start DATA EXCERPTS

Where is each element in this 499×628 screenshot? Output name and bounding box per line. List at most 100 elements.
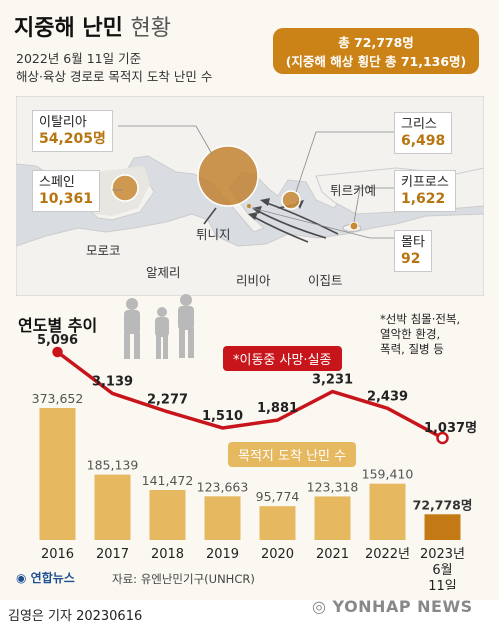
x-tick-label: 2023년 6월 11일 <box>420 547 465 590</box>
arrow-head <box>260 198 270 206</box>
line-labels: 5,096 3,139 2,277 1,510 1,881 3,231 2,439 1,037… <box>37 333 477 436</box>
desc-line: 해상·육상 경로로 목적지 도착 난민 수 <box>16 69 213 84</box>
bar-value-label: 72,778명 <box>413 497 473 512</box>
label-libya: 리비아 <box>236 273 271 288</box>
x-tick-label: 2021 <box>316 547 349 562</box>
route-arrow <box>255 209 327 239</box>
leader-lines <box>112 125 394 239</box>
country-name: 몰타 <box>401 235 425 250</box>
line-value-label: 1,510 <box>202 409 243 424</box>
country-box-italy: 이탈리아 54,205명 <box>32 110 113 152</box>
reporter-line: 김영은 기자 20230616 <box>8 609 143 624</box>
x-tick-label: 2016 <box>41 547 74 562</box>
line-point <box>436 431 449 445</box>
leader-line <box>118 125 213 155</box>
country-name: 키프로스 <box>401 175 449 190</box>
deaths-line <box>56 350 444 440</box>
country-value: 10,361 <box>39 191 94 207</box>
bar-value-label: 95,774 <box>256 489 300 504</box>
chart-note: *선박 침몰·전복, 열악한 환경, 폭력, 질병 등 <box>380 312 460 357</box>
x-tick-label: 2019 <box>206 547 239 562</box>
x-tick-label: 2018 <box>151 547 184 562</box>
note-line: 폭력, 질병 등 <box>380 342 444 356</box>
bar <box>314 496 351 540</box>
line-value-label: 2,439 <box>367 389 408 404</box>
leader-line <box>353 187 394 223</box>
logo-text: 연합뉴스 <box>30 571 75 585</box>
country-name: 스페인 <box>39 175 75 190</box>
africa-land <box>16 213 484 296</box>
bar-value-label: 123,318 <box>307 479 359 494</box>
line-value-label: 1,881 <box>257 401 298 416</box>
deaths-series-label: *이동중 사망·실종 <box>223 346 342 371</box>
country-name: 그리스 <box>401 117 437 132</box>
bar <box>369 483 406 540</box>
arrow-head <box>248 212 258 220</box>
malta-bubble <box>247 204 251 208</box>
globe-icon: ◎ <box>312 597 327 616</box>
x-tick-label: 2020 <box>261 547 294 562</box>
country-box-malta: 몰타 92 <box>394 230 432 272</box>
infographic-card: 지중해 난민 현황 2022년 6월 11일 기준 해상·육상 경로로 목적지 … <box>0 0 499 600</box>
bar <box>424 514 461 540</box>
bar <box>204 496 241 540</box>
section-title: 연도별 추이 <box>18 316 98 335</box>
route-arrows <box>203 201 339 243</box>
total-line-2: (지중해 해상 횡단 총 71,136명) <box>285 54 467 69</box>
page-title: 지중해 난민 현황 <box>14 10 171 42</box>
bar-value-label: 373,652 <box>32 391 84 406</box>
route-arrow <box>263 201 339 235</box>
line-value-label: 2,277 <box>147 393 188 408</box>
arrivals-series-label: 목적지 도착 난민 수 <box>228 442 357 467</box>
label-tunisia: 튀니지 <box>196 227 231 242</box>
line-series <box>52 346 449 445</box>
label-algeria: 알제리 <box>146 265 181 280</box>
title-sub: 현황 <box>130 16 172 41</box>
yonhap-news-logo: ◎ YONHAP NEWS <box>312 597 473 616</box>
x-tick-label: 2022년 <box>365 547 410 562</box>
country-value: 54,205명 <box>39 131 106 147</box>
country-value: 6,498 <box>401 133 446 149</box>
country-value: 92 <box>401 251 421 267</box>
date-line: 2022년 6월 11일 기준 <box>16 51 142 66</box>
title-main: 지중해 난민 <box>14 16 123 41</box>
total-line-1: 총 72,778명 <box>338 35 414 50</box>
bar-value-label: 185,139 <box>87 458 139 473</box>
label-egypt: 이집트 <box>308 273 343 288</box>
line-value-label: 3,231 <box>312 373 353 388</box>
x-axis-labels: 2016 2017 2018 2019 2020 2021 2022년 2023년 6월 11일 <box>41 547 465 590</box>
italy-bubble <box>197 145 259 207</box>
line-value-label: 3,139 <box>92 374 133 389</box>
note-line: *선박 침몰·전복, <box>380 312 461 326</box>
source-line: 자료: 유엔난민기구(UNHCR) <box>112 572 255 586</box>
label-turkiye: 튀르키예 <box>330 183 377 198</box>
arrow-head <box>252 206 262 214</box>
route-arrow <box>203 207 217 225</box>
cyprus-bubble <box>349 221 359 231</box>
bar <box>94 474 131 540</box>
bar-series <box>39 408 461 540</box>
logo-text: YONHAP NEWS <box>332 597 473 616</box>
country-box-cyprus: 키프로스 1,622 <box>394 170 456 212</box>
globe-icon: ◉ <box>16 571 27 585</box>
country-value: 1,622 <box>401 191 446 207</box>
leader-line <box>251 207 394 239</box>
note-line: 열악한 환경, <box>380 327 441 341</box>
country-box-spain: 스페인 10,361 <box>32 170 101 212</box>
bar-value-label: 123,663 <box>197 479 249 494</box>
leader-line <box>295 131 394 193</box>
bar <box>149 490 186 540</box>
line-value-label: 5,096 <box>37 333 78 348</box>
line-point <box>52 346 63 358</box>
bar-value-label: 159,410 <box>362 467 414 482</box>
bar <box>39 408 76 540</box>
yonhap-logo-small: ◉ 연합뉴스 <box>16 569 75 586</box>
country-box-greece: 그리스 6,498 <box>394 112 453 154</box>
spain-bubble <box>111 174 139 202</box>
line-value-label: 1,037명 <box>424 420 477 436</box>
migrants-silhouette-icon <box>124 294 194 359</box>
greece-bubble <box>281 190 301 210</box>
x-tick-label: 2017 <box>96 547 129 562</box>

end DATA EXCERPTS
start DATA EXCERPTS

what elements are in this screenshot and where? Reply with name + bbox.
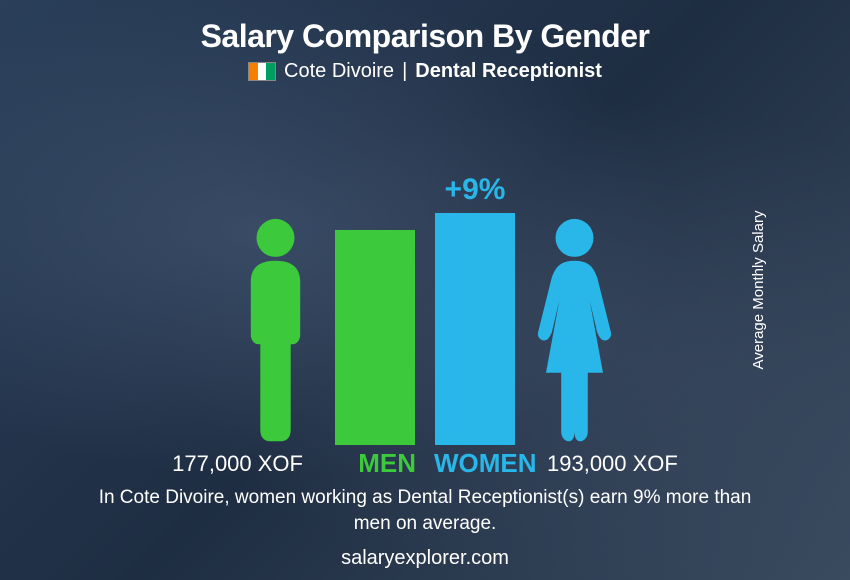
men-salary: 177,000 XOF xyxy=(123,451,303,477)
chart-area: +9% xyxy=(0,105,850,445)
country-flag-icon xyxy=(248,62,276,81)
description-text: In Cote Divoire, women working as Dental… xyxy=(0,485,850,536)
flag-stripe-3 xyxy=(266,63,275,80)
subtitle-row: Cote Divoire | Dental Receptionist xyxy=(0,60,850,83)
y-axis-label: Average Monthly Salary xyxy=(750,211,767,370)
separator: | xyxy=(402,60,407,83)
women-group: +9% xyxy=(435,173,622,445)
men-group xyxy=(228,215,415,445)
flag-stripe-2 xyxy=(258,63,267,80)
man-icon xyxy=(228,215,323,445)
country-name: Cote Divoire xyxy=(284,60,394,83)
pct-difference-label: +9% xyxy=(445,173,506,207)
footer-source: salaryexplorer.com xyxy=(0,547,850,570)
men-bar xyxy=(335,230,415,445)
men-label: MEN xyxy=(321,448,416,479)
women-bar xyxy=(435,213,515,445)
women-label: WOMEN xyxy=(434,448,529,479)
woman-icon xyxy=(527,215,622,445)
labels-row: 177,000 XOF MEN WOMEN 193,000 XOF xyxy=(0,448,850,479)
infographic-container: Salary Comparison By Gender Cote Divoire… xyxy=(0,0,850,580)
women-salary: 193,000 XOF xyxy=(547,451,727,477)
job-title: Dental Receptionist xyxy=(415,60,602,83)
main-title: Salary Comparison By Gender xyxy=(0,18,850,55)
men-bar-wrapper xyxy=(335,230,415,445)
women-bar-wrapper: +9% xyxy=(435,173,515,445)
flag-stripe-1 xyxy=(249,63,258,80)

end DATA EXCERPTS
start DATA EXCERPTS

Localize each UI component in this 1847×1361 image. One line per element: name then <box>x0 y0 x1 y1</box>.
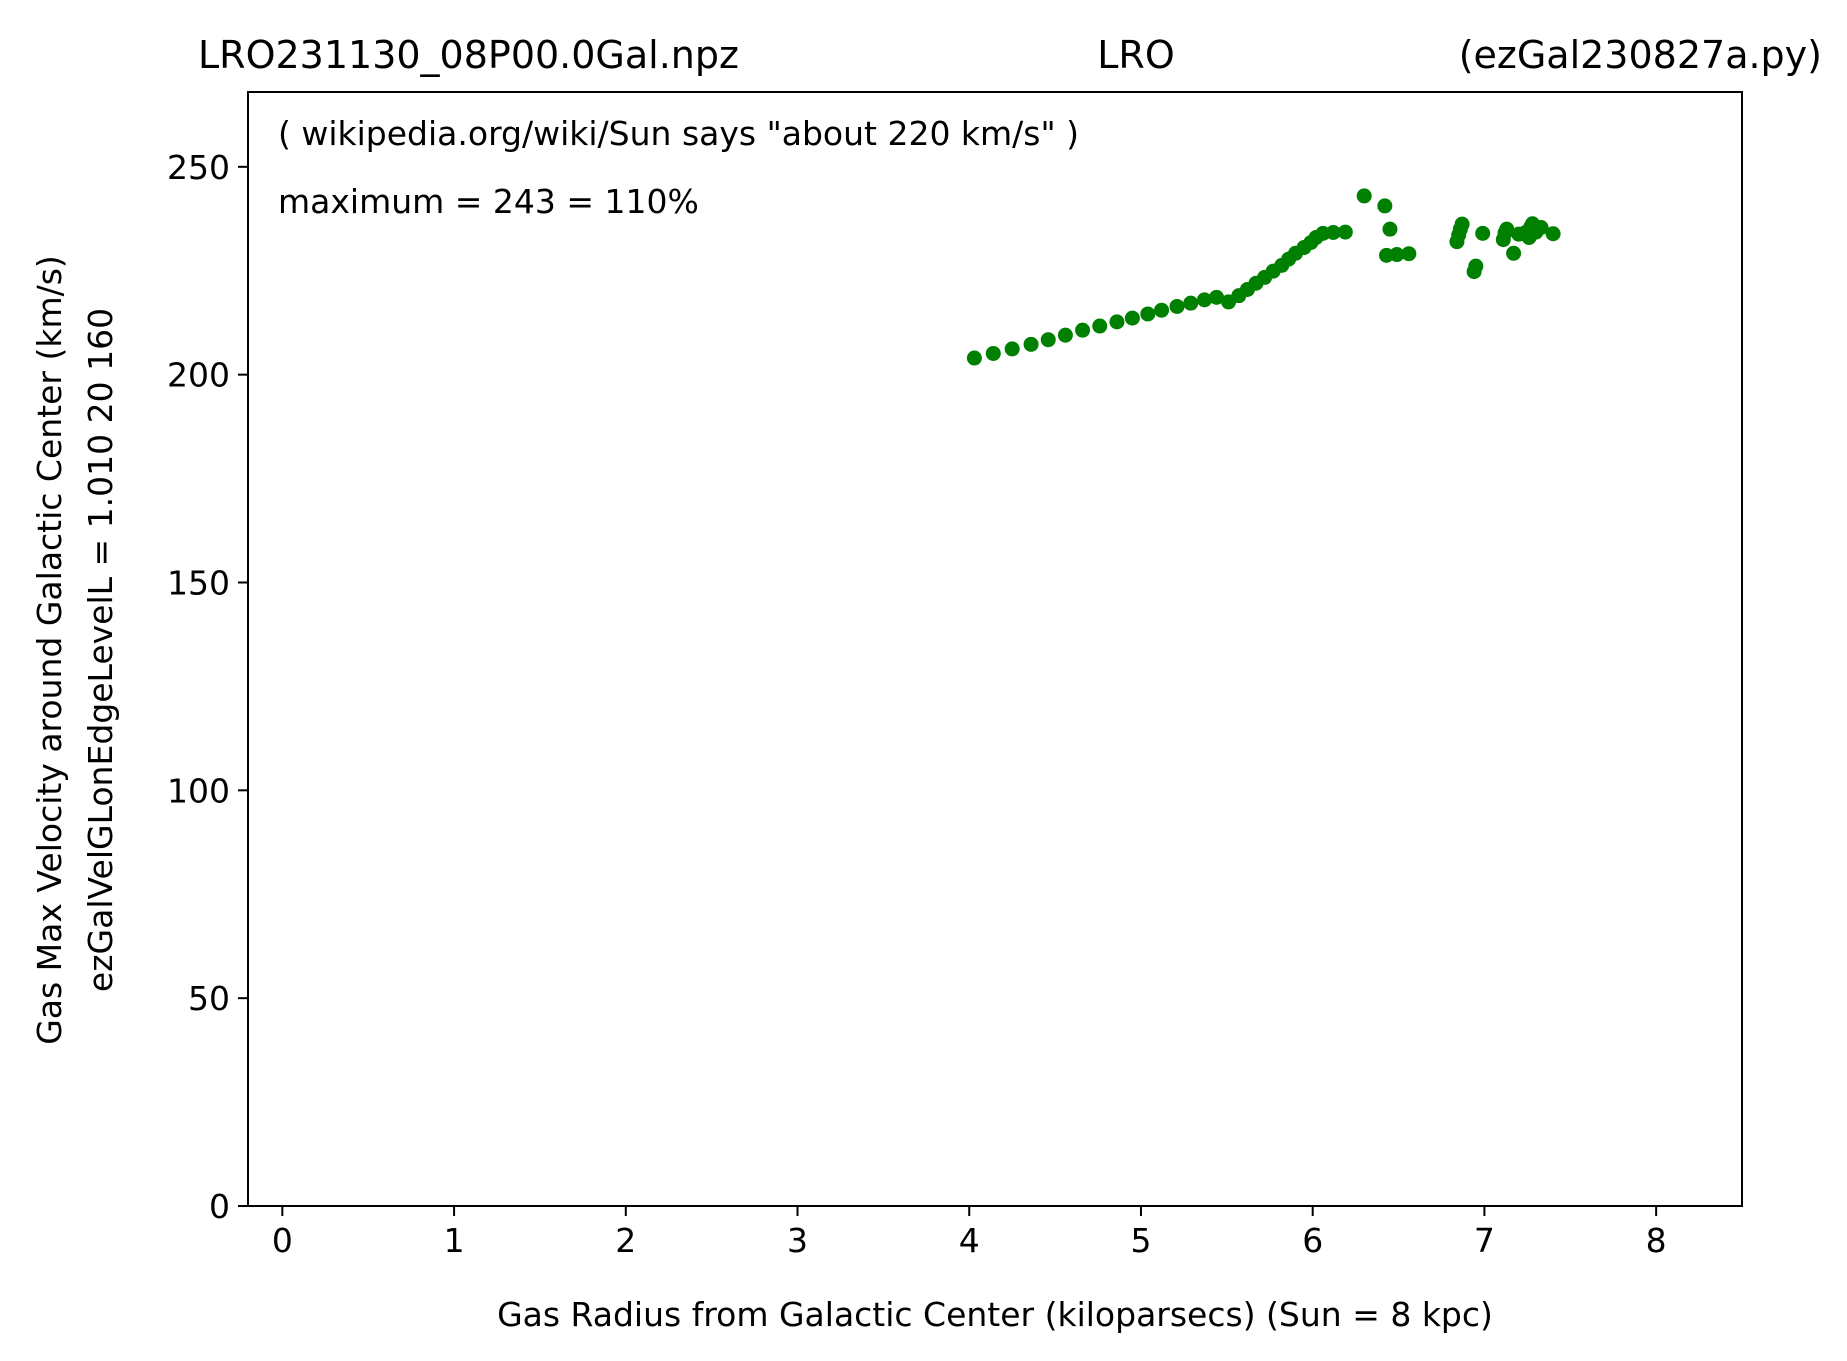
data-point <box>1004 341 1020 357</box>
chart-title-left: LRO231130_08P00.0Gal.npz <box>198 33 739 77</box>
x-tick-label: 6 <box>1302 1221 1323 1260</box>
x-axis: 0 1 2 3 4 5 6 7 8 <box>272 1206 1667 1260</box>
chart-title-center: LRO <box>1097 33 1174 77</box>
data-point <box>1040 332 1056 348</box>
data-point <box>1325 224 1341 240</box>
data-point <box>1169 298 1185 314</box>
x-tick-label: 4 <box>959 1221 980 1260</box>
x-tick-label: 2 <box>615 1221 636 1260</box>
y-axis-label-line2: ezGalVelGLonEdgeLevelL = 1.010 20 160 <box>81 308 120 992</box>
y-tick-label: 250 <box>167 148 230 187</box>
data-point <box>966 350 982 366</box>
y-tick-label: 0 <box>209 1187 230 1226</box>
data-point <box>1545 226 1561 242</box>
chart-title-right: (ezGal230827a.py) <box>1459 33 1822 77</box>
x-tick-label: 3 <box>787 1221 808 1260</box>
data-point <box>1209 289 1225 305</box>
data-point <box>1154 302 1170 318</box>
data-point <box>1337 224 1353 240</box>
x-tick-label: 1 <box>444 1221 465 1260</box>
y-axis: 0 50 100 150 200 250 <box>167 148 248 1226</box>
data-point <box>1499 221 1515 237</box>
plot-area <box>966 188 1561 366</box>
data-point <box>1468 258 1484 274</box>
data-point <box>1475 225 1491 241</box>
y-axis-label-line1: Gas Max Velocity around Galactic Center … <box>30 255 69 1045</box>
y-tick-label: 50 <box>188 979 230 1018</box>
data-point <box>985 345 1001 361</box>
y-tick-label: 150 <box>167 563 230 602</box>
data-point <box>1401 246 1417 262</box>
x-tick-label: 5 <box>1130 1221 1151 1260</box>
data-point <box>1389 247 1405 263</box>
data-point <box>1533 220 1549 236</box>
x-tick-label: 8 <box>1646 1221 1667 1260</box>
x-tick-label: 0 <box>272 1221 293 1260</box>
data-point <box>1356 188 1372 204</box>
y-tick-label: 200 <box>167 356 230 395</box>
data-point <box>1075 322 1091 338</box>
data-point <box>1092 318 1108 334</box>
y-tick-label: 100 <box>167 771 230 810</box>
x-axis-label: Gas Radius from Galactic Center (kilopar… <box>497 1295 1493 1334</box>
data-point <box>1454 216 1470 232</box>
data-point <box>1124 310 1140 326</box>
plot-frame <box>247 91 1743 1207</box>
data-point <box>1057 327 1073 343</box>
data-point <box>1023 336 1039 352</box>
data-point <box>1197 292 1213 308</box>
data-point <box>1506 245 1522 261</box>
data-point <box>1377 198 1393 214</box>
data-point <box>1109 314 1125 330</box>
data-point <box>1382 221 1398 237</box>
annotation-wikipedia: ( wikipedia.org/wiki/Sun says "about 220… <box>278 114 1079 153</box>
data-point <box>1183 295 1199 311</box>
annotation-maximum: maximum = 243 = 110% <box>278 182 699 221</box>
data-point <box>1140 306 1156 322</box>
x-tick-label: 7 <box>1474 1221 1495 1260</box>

end DATA EXCERPTS

▸ REQUIREMENTS: Reproduce, character for character, the lines of the listing above, beginning with the line containing "men-salary: 177,000 XOF" and continuing through the line containing "subtitle-row: Cote Divoire", with both of those lines included.

▸ EXERCISE SOLUTION:
men-salary: 177,000 XOF xyxy=(123,451,303,477)
chart-area: +9% xyxy=(0,105,850,445)
country-flag-icon xyxy=(248,62,276,81)
description-text: In Cote Divoire, women working as Dental… xyxy=(0,485,850,536)
flag-stripe-3 xyxy=(266,63,275,80)
subtitle-row: Cote Divoire | Dental Receptionist xyxy=(0,60,850,83)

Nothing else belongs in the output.